> _WHAT THE TASK ASKS_
Transcribe the whole listing without a single picture.

> _Dataset items_
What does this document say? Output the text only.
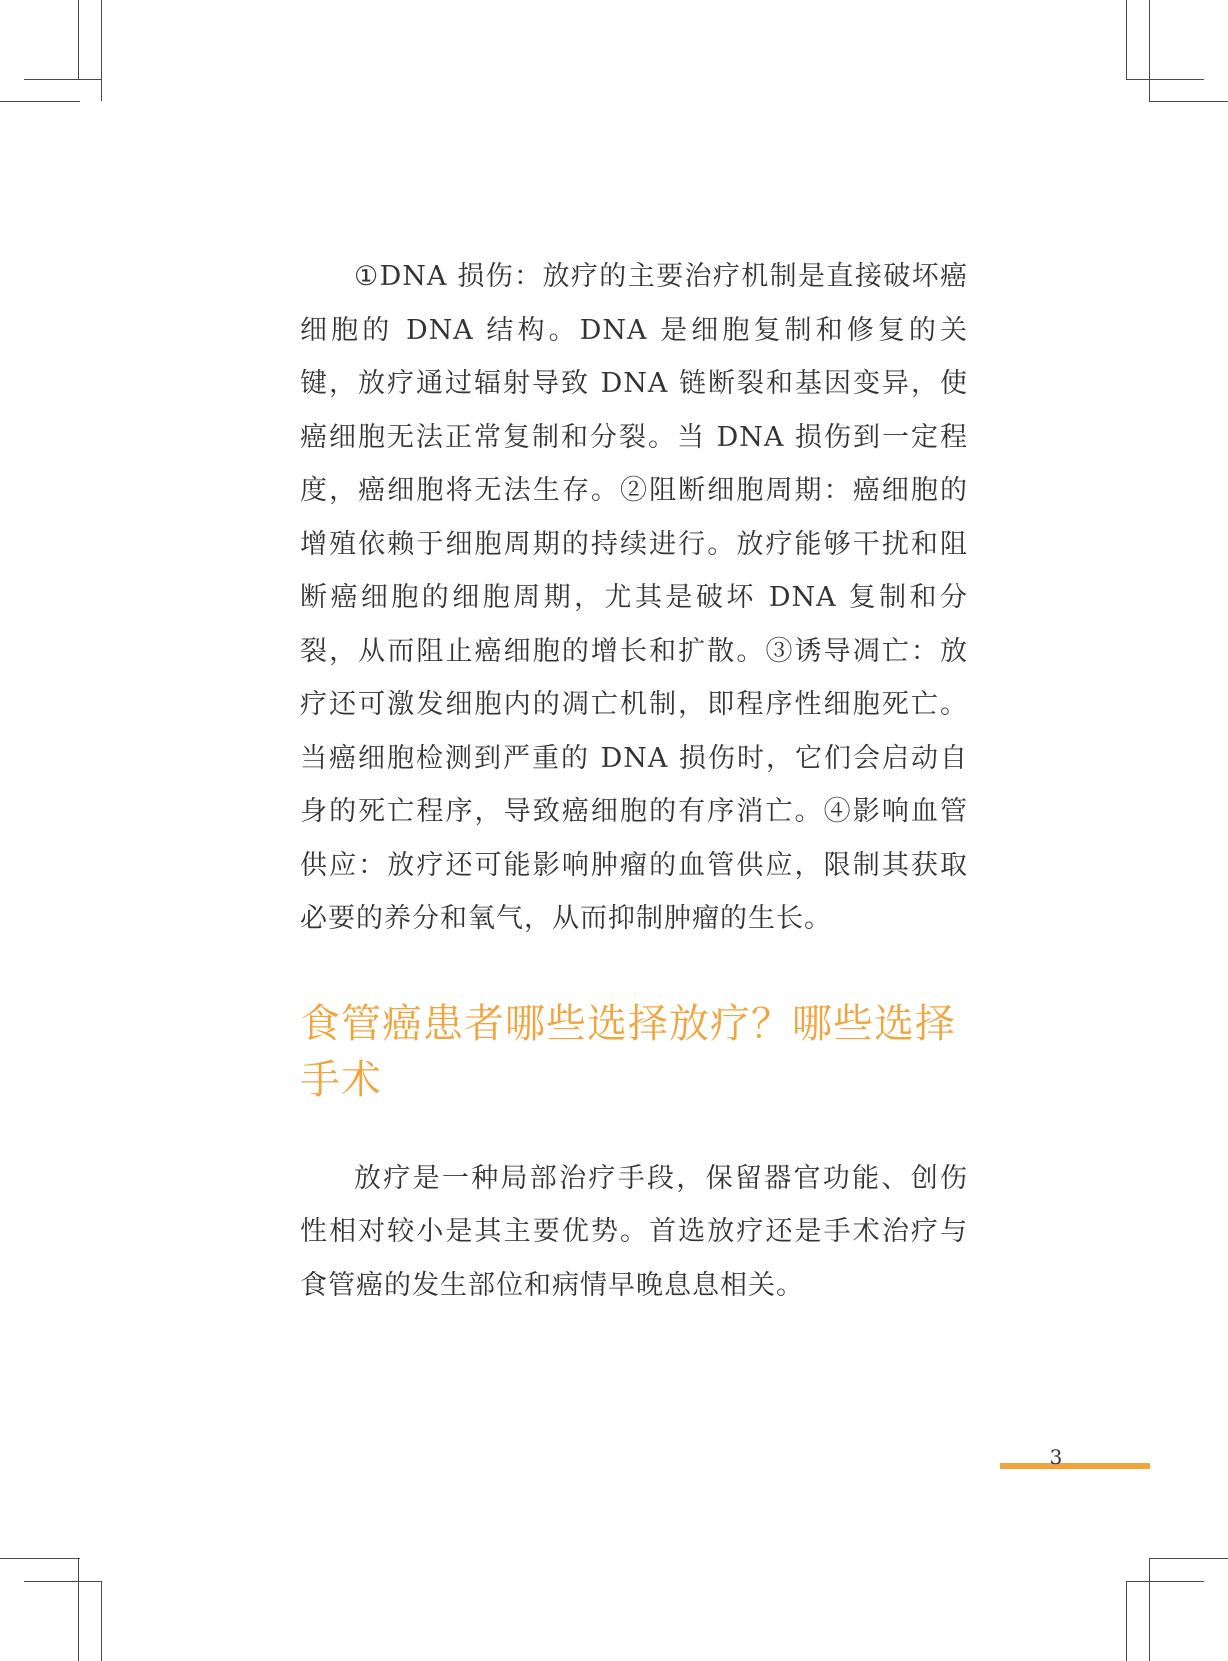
①DNA 损伤：放疗的主要治疗机制是直接破坏癌细胞的 DNA 结构。DNA 是细胞复制和修复的关键，放疗通过辐射导致 DNA 链断裂和基因变异，使癌细胞无法正常复制和分裂。当 DNA 损伤到一定程度，癌细胞将无法生存。②阻断细胞周期：癌细胞的增殖依赖于细胞周期的持续进行。放疗能够干扰和阻断癌细胞的细胞周期，尤其是破坏 DNA 复制和分裂，从而阻止癌细胞的增长和扩散。③诱导凋亡：放疗还可激发细胞内的凋亡机制，即程序性细胞死亡。当癌细胞检测到严重的 DNA 损伤时，它们会启动自身的死亡程序，导致癌细胞的有序消亡。④影响血管供应：放疗还可能影响肿瘤的血管供应，限制其获取必要的养分和氧气，从而抑制肿瘤的生长。

食管癌患者哪些选择放疗？哪些选择手术

放疗是一种局部治疗手段，保留器官功能、创伤性相对较小是其主要优势。首选放疗还是手术治疗与食管癌的发生部位和病情早晚息息相关。

3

> _OUTPUT BELOW_
What does this document say? Output the text only.
①DNA 损伤：放疗的主要治疗机制是直接破坏癌细胞的 DNA 结构。DNA 是细胞复制和修复的关键，放疗通过辐射导致 DNA 链断裂和基因变异，使癌细胞无法正常复制和分裂。当 DNA 损伤到一定程度，癌细胞将无法生存。②阻断细胞周期：癌细胞的增殖依赖于细胞周期的持续进行。放疗能够干扰和阻断癌细胞的细胞周期，尤其是破坏 DNA 复制和分裂，从而阻止癌细胞的增长和扩散。③诱导凋亡：放疗还可激发细胞内的凋亡机制，即程序性细胞死亡。当癌细胞检测到严重的 DNA 损伤时，它们会启动自身的死亡程序，导致癌细胞的有序消亡。④影响血管供应：放疗还可能影响肿瘤的血管供应，限制其获取必要的养分和氧气，从而抑制肿瘤的生长。

食管癌患者哪些选择放疗？哪些选择手术

放疗是一种局部治疗手段，保留器官功能、创伤性相对较小是其主要优势。首选放疗还是手术治疗与食管癌的发生部位和病情早晚息息相关。

3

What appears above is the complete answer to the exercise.